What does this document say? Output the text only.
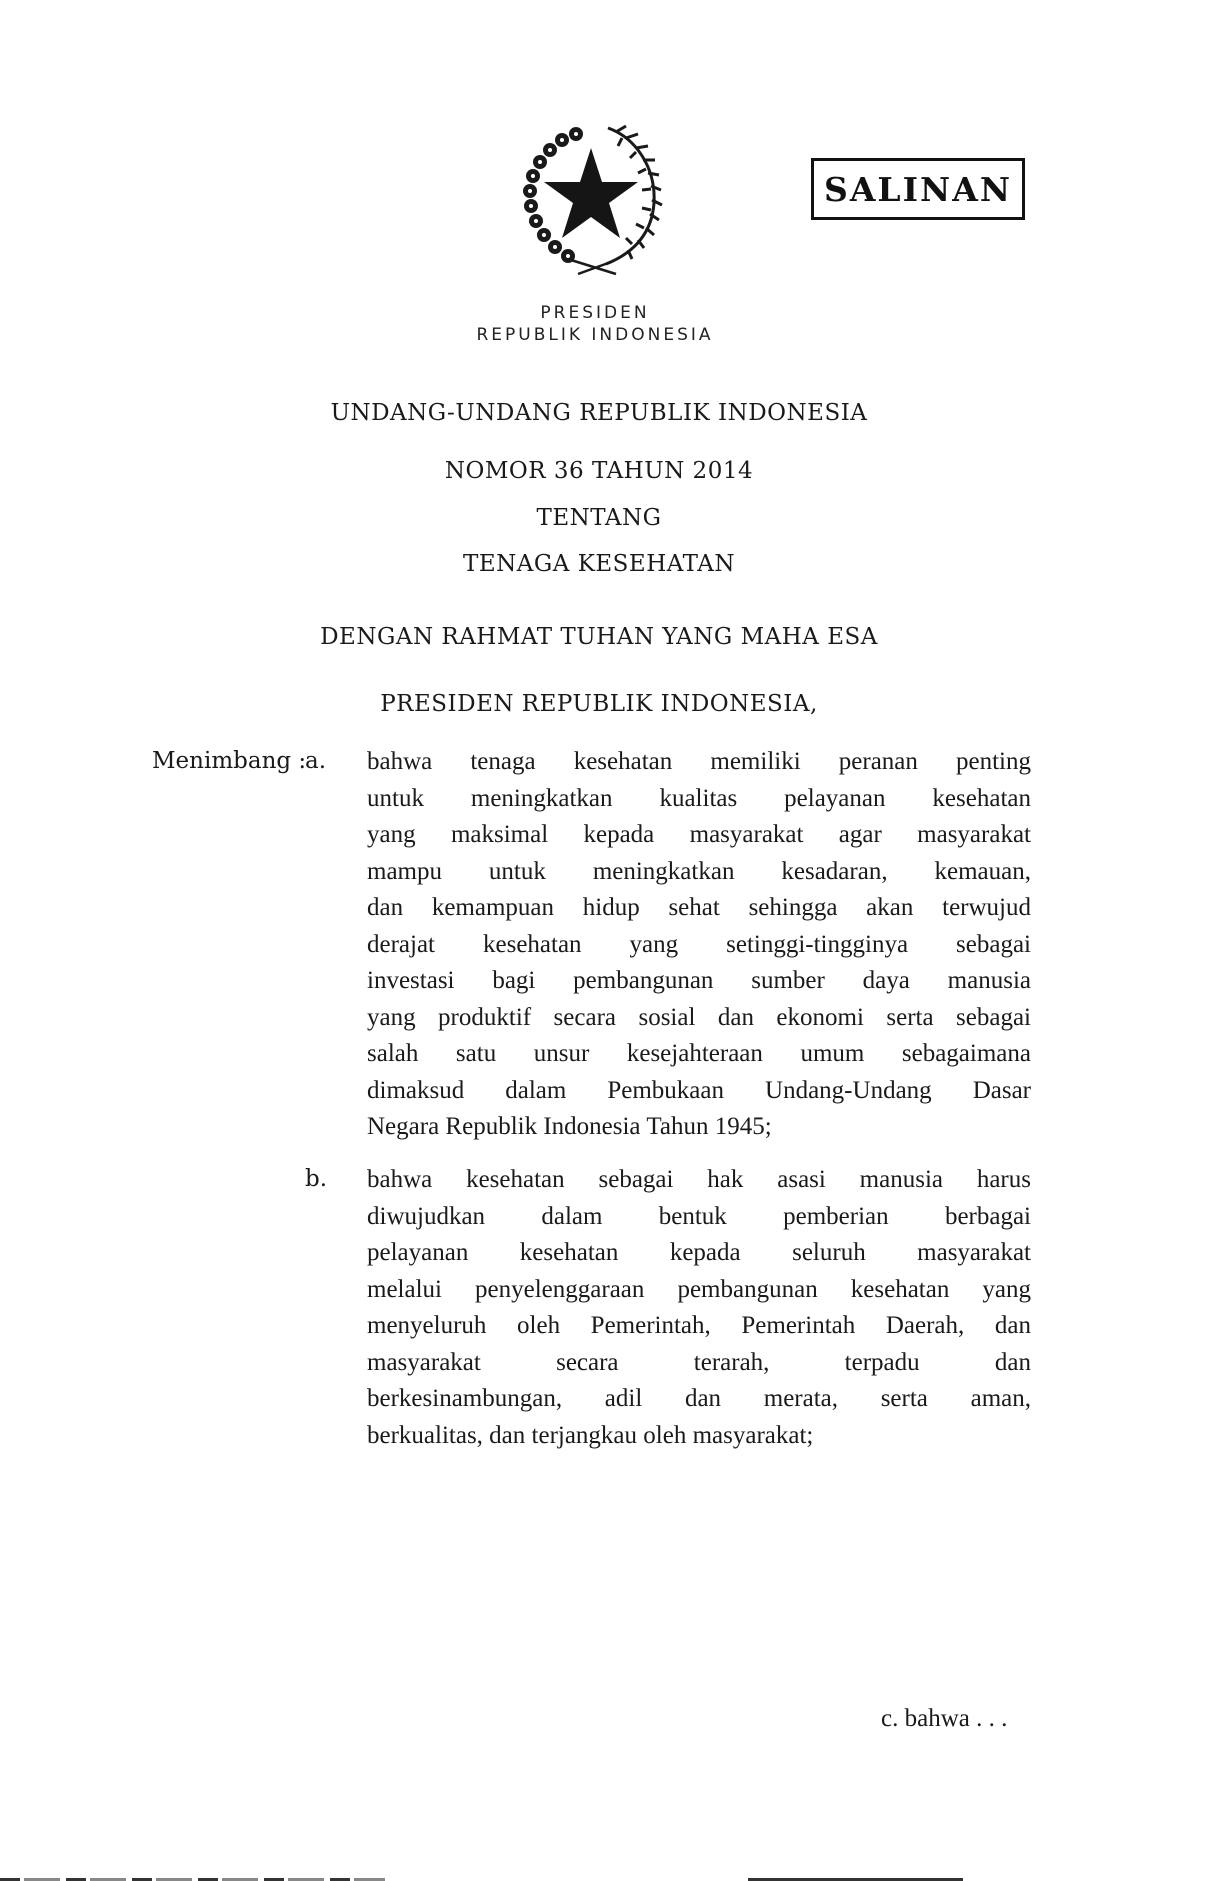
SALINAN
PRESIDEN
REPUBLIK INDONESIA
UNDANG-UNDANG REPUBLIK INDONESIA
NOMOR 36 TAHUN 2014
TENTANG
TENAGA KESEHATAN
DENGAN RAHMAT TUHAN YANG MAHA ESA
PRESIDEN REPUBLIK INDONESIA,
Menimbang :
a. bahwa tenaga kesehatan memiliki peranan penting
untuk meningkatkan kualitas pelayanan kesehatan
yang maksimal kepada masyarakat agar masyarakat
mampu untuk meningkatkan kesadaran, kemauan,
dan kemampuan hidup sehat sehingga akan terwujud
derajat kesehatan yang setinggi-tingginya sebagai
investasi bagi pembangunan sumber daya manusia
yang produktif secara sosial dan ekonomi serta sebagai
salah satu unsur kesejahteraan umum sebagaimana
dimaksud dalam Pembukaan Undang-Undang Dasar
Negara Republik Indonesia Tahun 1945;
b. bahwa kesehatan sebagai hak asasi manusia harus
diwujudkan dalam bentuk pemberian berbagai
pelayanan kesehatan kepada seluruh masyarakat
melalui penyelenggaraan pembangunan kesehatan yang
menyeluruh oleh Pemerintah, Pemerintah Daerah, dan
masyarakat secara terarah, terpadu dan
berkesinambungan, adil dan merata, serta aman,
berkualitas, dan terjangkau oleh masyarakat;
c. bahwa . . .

▸ THE EXERCISE:
Retype every entry verbatim and exclude the pictures from the copy.

▸ OUTPUT:
What does this document say? Output the text only.
SALINAN
PRESIDEN
REPUBLIK INDONESIA
UNDANG-UNDANG REPUBLIK INDONESIA
NOMOR 36 TAHUN 2014
TENTANG
TENAGA KESEHATAN
DENGAN RAHMAT TUHAN YANG MAHA ESA
PRESIDEN REPUBLIK INDONESIA,
Menimbang :
a. bahwa tenaga kesehatan memiliki peranan penting
untuk meningkatkan kualitas pelayanan kesehatan
yang maksimal kepada masyarakat agar masyarakat
mampu untuk meningkatkan kesadaran, kemauan,
dan kemampuan hidup sehat sehingga akan terwujud
derajat kesehatan yang setinggi-tingginya sebagai
investasi bagi pembangunan sumber daya manusia
yang produktif secara sosial dan ekonomi serta sebagai
salah satu unsur kesejahteraan umum sebagaimana
dimaksud dalam Pembukaan Undang-Undang Dasar
Negara Republik Indonesia Tahun 1945;
b. bahwa kesehatan sebagai hak asasi manusia harus
diwujudkan dalam bentuk pemberian berbagai
pelayanan kesehatan kepada seluruh masyarakat
melalui penyelenggaraan pembangunan kesehatan yang
menyeluruh oleh Pemerintah, Pemerintah Daerah, dan
masyarakat secara terarah, terpadu dan
berkesinambungan, adil dan merata, serta aman,
berkualitas, dan terjangkau oleh masyarakat;
c. bahwa . . .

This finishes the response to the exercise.